• YOUR GOAL
Examine each line of the data. Copy those that contain the string "heading".

• DATA SHOWN
_ _ _

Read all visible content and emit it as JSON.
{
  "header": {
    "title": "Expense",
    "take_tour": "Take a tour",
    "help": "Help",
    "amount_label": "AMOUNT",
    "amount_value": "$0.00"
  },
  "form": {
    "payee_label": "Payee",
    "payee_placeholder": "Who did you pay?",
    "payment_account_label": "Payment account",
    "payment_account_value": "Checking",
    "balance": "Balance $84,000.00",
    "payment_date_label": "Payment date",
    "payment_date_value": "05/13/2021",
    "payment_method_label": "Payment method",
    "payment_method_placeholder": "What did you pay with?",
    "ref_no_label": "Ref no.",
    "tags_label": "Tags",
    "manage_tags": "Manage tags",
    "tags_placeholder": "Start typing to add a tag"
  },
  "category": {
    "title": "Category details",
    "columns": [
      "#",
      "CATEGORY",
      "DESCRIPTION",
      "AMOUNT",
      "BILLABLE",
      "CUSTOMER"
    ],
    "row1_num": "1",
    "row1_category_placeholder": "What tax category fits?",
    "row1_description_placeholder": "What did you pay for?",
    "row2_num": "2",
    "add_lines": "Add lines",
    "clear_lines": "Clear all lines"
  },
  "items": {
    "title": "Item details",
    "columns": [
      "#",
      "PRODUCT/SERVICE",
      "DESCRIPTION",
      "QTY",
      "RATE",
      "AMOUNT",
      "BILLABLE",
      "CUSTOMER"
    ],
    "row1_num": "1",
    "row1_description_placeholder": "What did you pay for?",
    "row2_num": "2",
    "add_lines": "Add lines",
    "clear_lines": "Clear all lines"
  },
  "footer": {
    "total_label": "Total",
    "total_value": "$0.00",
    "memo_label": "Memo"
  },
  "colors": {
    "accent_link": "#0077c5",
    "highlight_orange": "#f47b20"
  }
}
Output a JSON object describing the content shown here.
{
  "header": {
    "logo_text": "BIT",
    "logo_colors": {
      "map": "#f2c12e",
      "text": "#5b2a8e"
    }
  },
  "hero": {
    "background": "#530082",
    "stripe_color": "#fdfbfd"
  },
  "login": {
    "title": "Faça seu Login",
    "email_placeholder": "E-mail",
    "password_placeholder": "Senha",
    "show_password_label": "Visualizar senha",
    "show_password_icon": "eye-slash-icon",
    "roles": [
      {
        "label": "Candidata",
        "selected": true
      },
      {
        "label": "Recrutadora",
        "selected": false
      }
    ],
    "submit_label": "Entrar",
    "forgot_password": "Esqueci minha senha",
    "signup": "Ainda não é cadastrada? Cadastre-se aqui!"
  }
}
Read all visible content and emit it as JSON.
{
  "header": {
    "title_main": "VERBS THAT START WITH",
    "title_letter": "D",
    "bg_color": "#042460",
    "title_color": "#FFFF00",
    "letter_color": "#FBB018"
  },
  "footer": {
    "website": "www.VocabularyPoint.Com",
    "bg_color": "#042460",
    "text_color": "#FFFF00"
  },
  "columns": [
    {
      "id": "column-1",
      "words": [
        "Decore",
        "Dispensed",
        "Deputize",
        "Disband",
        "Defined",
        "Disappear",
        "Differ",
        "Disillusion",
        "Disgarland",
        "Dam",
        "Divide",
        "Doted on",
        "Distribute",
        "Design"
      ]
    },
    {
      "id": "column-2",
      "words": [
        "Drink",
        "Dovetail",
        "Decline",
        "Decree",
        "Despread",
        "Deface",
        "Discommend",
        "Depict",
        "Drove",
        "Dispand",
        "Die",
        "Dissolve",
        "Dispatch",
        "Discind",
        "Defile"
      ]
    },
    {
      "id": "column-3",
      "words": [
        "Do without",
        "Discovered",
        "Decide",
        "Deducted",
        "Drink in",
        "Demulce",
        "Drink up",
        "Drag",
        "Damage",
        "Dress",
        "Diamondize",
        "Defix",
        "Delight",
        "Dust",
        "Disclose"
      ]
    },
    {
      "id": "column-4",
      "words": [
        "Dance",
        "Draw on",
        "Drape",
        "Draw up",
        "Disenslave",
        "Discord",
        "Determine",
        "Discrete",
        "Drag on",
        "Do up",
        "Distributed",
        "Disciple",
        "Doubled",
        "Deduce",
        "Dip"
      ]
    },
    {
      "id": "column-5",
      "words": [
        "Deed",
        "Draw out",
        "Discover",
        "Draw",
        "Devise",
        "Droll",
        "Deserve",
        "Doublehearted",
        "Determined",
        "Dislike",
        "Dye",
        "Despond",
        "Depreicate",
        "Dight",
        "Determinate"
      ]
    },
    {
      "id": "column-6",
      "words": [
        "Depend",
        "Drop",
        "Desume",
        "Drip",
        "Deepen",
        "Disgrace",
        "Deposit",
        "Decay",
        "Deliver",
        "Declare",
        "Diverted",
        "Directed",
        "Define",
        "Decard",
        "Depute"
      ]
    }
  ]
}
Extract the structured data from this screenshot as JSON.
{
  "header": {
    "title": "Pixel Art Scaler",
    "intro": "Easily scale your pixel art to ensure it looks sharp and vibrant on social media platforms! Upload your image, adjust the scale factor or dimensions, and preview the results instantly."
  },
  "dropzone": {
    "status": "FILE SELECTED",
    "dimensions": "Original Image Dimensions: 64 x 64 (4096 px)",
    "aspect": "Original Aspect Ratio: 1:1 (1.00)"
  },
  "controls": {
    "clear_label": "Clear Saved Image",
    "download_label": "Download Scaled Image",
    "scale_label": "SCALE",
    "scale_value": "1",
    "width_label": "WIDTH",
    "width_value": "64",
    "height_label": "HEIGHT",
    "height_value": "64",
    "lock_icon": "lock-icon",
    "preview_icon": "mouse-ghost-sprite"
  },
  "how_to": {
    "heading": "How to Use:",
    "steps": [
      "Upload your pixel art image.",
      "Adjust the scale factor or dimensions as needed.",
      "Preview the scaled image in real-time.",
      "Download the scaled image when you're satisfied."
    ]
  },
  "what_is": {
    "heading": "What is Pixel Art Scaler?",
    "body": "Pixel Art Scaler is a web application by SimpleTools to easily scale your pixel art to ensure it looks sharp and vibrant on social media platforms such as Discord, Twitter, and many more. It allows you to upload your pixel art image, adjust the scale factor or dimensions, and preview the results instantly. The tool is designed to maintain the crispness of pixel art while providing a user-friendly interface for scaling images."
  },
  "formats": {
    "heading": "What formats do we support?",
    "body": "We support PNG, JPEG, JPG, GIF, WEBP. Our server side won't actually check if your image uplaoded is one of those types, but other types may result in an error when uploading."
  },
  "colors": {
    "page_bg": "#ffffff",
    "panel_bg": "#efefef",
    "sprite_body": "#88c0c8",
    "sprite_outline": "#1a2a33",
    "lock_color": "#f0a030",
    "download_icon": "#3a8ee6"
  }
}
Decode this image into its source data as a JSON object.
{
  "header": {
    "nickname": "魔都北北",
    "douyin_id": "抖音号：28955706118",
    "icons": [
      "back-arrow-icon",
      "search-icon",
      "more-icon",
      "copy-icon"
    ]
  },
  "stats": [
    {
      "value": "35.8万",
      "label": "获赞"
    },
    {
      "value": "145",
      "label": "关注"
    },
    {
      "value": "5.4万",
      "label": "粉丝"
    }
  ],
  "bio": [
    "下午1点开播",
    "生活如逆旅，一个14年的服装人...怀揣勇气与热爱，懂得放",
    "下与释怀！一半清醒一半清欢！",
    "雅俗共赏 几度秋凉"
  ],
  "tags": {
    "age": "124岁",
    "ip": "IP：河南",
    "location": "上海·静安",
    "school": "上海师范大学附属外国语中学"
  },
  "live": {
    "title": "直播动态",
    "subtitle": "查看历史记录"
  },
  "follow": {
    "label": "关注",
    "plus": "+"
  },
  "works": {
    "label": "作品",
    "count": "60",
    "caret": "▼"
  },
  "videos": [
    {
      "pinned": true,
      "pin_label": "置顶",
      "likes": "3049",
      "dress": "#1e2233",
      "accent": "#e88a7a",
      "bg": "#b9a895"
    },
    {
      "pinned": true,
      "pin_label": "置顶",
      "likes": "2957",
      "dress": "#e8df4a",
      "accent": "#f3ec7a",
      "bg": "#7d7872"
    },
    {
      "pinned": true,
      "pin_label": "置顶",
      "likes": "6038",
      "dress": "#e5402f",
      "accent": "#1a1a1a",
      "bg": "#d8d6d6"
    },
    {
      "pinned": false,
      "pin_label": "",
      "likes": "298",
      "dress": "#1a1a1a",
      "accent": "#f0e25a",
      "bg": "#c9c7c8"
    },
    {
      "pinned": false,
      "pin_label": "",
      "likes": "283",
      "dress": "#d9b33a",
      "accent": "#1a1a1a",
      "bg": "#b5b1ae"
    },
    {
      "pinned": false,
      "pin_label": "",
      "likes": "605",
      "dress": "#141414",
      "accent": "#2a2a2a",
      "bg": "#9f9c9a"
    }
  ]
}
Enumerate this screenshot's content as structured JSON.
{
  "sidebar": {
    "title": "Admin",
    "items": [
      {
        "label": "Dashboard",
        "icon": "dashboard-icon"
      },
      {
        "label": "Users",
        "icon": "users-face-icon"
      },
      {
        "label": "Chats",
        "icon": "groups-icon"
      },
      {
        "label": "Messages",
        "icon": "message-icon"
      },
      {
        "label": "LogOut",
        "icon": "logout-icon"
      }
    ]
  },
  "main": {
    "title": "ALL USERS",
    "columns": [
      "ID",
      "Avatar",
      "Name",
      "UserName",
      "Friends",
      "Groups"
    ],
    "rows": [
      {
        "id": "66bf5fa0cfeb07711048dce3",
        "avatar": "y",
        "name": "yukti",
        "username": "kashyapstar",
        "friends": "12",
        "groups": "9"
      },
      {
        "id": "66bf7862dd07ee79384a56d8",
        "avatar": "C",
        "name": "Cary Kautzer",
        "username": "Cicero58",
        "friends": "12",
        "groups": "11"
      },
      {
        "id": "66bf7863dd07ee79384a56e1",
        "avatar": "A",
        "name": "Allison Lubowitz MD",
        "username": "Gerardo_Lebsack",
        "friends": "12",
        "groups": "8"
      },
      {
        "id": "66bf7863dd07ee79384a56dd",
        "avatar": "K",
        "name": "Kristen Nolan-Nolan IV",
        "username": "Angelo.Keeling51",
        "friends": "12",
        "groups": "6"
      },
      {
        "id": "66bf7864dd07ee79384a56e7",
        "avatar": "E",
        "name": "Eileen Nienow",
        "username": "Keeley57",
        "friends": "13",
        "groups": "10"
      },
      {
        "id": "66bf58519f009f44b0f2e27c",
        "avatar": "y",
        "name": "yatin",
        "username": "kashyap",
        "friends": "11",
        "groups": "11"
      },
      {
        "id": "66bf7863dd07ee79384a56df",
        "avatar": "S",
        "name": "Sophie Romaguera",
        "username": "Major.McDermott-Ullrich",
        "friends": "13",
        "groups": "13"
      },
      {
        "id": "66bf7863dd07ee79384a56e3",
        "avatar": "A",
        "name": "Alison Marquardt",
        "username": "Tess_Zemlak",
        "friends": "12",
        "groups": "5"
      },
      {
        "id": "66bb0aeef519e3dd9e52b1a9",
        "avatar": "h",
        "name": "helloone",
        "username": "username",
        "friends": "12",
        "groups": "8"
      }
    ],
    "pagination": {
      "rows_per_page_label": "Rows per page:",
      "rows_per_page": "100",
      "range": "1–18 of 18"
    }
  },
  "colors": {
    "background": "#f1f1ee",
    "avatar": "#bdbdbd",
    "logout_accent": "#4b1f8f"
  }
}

_ _ _

• RESULT FOR THIS EXERCISE
    "heading": "How to Use:",
    "heading": "What is Pixel Art Scaler?",
    "heading": "What formats do we support?",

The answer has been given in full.